• _WHAT YOU HAVE TO DO_: Your task is to output the entries below word for word.

• _DATA IN THIS EXERCISE_:
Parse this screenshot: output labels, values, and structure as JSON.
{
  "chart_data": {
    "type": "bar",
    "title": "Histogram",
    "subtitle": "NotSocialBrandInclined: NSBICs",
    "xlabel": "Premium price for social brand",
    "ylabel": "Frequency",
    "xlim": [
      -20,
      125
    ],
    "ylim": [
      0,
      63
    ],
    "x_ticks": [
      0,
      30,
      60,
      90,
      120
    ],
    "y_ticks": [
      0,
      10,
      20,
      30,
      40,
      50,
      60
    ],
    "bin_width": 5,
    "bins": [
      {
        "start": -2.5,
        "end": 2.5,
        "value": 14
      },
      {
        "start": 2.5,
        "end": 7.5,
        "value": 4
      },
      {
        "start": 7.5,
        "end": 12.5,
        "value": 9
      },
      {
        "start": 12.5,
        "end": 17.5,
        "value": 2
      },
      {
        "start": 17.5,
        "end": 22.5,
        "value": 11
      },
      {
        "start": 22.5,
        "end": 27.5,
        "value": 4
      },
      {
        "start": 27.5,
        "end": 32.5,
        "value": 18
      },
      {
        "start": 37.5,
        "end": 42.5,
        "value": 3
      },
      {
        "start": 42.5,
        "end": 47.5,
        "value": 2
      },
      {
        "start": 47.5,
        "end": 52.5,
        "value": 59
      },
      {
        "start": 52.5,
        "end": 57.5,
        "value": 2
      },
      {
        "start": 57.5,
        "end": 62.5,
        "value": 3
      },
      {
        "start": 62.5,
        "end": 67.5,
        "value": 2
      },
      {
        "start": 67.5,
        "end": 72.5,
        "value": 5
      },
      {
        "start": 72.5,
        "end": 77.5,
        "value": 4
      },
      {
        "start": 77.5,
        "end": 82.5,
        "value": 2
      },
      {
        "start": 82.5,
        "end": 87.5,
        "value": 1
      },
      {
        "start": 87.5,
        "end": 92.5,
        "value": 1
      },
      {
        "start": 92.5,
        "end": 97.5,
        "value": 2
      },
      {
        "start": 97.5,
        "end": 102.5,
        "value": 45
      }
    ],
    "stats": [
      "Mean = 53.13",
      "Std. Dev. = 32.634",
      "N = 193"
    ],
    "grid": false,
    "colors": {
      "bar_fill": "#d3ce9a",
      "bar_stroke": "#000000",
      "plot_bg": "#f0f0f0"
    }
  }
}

• _OUTPUT OF THE EXERCISE_:
Parse this screenshot: output labels, values, and structure as JSON.
{
  "chart_data": {
    "type": "bar",
    "title": "Histogram",
    "subtitle": "NotSocialBrandInclined: NSBICs",
    "xlabel": "Premium price for social brand",
    "ylabel": "Frequency",
    "xlim": [
      -20,
      125
    ],
    "ylim": [
      0,
      63
    ],
    "x_ticks": [
      0,
      30,
      60,
      90,
      120
    ],
    "y_ticks": [
      0,
      10,
      20,
      30,
      40,
      50,
      60
    ],
    "bin_width": 5,
    "bins": [
      {
        "start": -2.5,
        "end": 2.5,
        "value": 14
      },
      {
        "start": 2.5,
        "end": 7.5,
        "value": 4
      },
      {
        "start": 7.5,
        "end": 12.5,
        "value": 9
      },
      {
        "start": 12.5,
        "end": 17.5,
        "value": 2
      },
      {
        "start": 17.5,
        "end": 22.5,
        "value": 11
      },
      {
        "start": 22.5,
        "end": 27.5,
        "value": 4
      },
      {
        "start": 27.5,
        "end": 32.5,
        "value": 18
      },
      {
        "start": 37.5,
        "end": 42.5,
        "value": 3
      },
      {
        "start": 42.5,
        "end": 47.5,
        "value": 2
      },
      {
        "start": 47.5,
        "end": 52.5,
        "value": 59
      },
      {
        "start": 52.5,
        "end": 57.5,
        "value": 2
      },
      {
        "start": 57.5,
        "end": 62.5,
        "value": 3
      },
      {
        "start": 62.5,
        "end": 67.5,
        "value": 2
      },
      {
        "start": 67.5,
        "end": 72.5,
        "value": 5
      },
      {
        "start": 72.5,
        "end": 77.5,
        "value": 4
      },
      {
        "start": 77.5,
        "end": 82.5,
        "value": 2
      },
      {
        "start": 82.5,
        "end": 87.5,
        "value": 1
      },
      {
        "start": 87.5,
        "end": 92.5,
        "value": 1
      },
      {
        "start": 92.5,
        "end": 97.5,
        "value": 2
      },
      {
        "start": 97.5,
        "end": 102.5,
        "value": 45
      }
    ],
    "stats": [
      "Mean = 53.13",
      "Std. Dev. = 32.634",
      "N = 193"
    ],
    "grid": false,
    "colors": {
      "bar_fill": "#d3ce9a",
      "bar_stroke": "#000000",
      "plot_bg": "#f0f0f0"
    }
  }
}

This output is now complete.